§ **Data for processing**:
※

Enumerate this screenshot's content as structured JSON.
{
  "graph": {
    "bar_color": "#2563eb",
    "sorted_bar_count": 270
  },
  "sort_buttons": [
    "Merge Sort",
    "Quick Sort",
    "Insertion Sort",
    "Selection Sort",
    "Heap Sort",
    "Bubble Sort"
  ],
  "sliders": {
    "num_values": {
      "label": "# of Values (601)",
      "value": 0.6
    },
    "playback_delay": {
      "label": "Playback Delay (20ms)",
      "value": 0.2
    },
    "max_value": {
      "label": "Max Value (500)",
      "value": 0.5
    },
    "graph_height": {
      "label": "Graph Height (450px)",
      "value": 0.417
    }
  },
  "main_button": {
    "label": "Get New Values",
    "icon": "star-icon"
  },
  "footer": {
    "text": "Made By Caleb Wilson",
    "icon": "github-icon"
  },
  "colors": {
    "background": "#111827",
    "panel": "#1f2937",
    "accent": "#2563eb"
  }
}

※

§ **Exercise**: Type the whole listing again, unaltered.

§ **Task result**:
Enumerate this screenshot's content as structured JSON.
{
  "graph": {
    "bar_color": "#2563eb",
    "sorted_bar_count": 270
  },
  "sort_buttons": [
    "Merge Sort",
    "Quick Sort",
    "Insertion Sort",
    "Selection Sort",
    "Heap Sort",
    "Bubble Sort"
  ],
  "sliders": {
    "num_values": {
      "label": "# of Values (601)",
      "value": 0.6
    },
    "playback_delay": {
      "label": "Playback Delay (20ms)",
      "value": 0.2
    },
    "max_value": {
      "label": "Max Value (500)",
      "value": 0.5
    },
    "graph_height": {
      "label": "Graph Height (450px)",
      "value": 0.417
    }
  },
  "main_button": {
    "label": "Get New Values",
    "icon": "star-icon"
  },
  "footer": {
    "text": "Made By Caleb Wilson",
    "icon": "github-icon"
  },
  "colors": {
    "background": "#111827",
    "panel": "#1f2937",
    "accent": "#2563eb"
  }
}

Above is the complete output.